▶ Brief
Omit the pictures and return every entry exactly as written.

■ ■ ■ ■ ■

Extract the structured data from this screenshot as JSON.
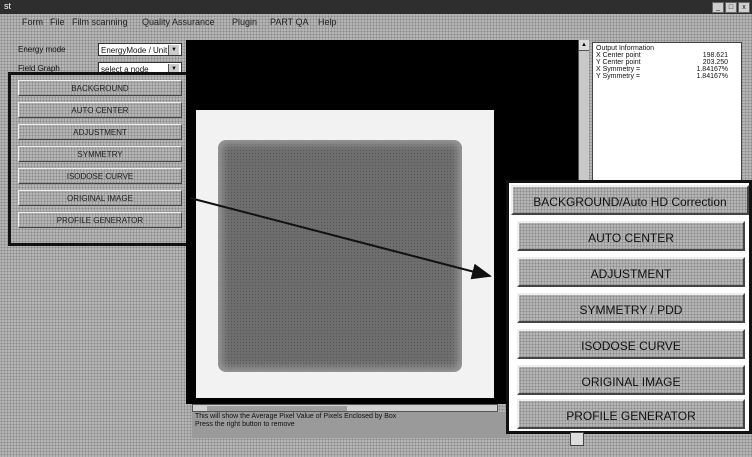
{
  "window": {
    "title": "st",
    "controls": [
      "_",
      "□",
      "x"
    ]
  },
  "menubar": {
    "items": [
      "Form",
      "File",
      "Film scanning",
      "Quality Assurance",
      "Plugin",
      "PART QA",
      "Help"
    ]
  },
  "left_panel": {
    "energy_label": "Energy mode",
    "energy_value": "EnergyMode / Unit",
    "field_label": "Field Graph",
    "field_value": "select a node",
    "buttons": [
      "BACKGROUND",
      "AUTO CENTER",
      "ADJUSTMENT",
      "SYMMETRY",
      "ISODOSE CURVE",
      "ORIGINAL IMAGE",
      "PROFILE GENERATOR"
    ]
  },
  "output": {
    "title": "Output Information",
    "rows": [
      {
        "key": "X Center point",
        "value": "198.621"
      },
      {
        "key": "Y Center point",
        "value": "203.250"
      },
      {
        "key": "X Symmetry =",
        "value": "1.84167%"
      },
      {
        "key": "Y Symmetry =",
        "value": "1.84167%"
      }
    ]
  },
  "status": {
    "line1": "This will show the Average Pixel Value of Pixels Enclosed by Box",
    "line2": "Press the right button to remove"
  },
  "zoom_panel": {
    "buttons": [
      "BACKGROUND/Auto HD Correction",
      "AUTO CENTER",
      "ADJUSTMENT",
      "SYMMETRY / PDD",
      "ISODOSE CURVE",
      "ORIGINAL IMAGE",
      "PROFILE GENERATOR"
    ]
  },
  "colors": {
    "panel_gray": "#b5b5b5",
    "canvas_black": "#000000",
    "highlight_border": "#111111"
  },
  "icons": {
    "dropdown_arrow": "triangle-down",
    "scroll_up": "triangle-up",
    "callout_arrow": "arrow-right"
  }
}
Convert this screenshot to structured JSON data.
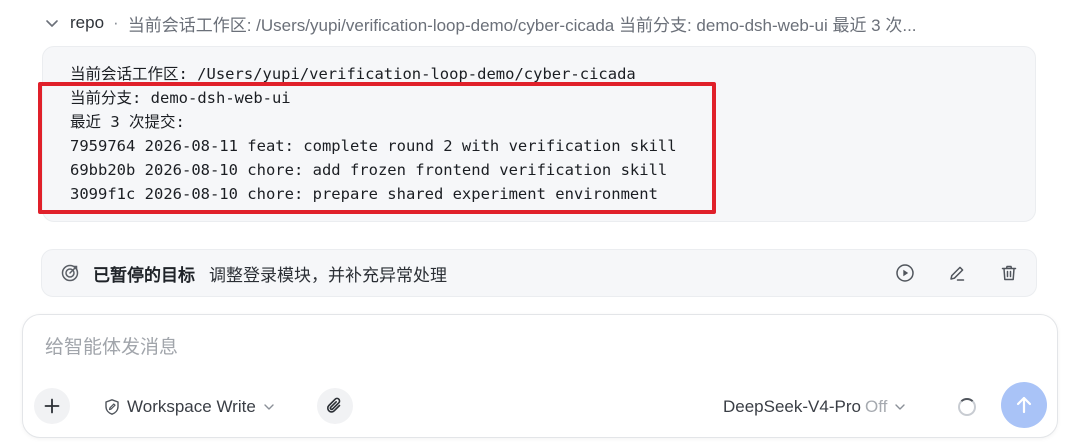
{
  "header": {
    "repo_label": "repo",
    "separator": "·",
    "summary": "当前会话工作区: /Users/yupi/verification-loop-demo/cyber-cicada 当前分支: demo-dsh-web-ui 最近 3 次..."
  },
  "code_block": {
    "lines": [
      "当前会话工作区: /Users/yupi/verification-loop-demo/cyber-cicada",
      "当前分支: demo-dsh-web-ui",
      "最近 3 次提交:",
      "7959764 2026-08-11 feat: complete round 2 with verification skill",
      "69bb20b 2026-08-10 chore: add frozen frontend verification skill",
      "3099f1c 2026-08-10 chore: prepare shared experiment environment"
    ],
    "highlight_color": "#e0202a"
  },
  "goal": {
    "title": "已暂停的目标",
    "text": "调整登录模块，并补充异常处理",
    "icons": [
      "target-icon",
      "play-circle-icon",
      "edit-pencil-icon",
      "trash-icon"
    ]
  },
  "composer": {
    "placeholder": "给智能体发消息",
    "value": "",
    "mode_label": "Workspace Write",
    "model_name": "DeepSeek-V4-Pro",
    "model_thinking": "Off",
    "send_color": "#a9c3f7"
  }
}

■ ■ ■ ■ ■

▶ Written answer
Extract the structured data from this screenshot as JSON.
{
  "window": {
    "title": "st",
    "controls": [
      "_",
      "□",
      "x"
    ]
  },
  "menubar": {
    "items": [
      "Form",
      "File",
      "Film scanning",
      "Quality Assurance",
      "Plugin",
      "PART QA",
      "Help"
    ]
  },
  "left_panel": {
    "energy_label": "Energy mode",
    "energy_value": "EnergyMode / Unit",
    "field_label": "Field Graph",
    "field_value": "select a node",
    "buttons": [
      "BACKGROUND",
      "AUTO CENTER",
      "ADJUSTMENT",
      "SYMMETRY",
      "ISODOSE CURVE",
      "ORIGINAL IMAGE",
      "PROFILE GENERATOR"
    ]
  },
  "output": {
    "title": "Output Information",
    "rows": [
      {
        "key": "X Center point",
        "value": "198.621"
      },
      {
        "key": "Y Center point",
        "value": "203.250"
      },
      {
        "key": "X Symmetry =",
        "value": "1.84167%"
      },
      {
        "key": "Y Symmetry =",
        "value": "1.84167%"
      }
    ]
  },
  "status": {
    "line1": "This will show the Average Pixel Value of Pixels Enclosed by Box",
    "line2": "Press the right button to remove"
  },
  "zoom_panel": {
    "buttons": [
      "BACKGROUND/Auto HD Correction",
      "AUTO CENTER",
      "ADJUSTMENT",
      "SYMMETRY / PDD",
      "ISODOSE CURVE",
      "ORIGINAL IMAGE",
      "PROFILE GENERATOR"
    ]
  },
  "colors": {
    "panel_gray": "#b5b5b5",
    "canvas_black": "#000000",
    "highlight_border": "#111111"
  },
  "icons": {
    "dropdown_arrow": "triangle-down",
    "scroll_up": "triangle-up",
    "callout_arrow": "arrow-right"
  }
}
Convert this screenshot to structured JSON data.
{
  "header": {
    "repo_label": "repo",
    "separator": "·",
    "summary": "当前会话工作区: /Users/yupi/verification-loop-demo/cyber-cicada 当前分支: demo-dsh-web-ui 最近 3 次..."
  },
  "code_block": {
    "lines": [
      "当前会话工作区: /Users/yupi/verification-loop-demo/cyber-cicada",
      "当前分支: demo-dsh-web-ui",
      "最近 3 次提交:",
      "7959764 2026-08-11 feat: complete round 2 with verification skill",
      "69bb20b 2026-08-10 chore: add frozen frontend verification skill",
      "3099f1c 2026-08-10 chore: prepare shared experiment environment"
    ],
    "highlight_color": "#e0202a"
  },
  "goal": {
    "title": "已暂停的目标",
    "text": "调整登录模块，并补充异常处理",
    "icons": [
      "target-icon",
      "play-circle-icon",
      "edit-pencil-icon",
      "trash-icon"
    ]
  },
  "composer": {
    "placeholder": "给智能体发消息",
    "value": "",
    "mode_label": "Workspace Write",
    "model_name": "DeepSeek-V4-Pro",
    "model_thinking": "Off",
    "send_color": "#a9c3f7"
  }
}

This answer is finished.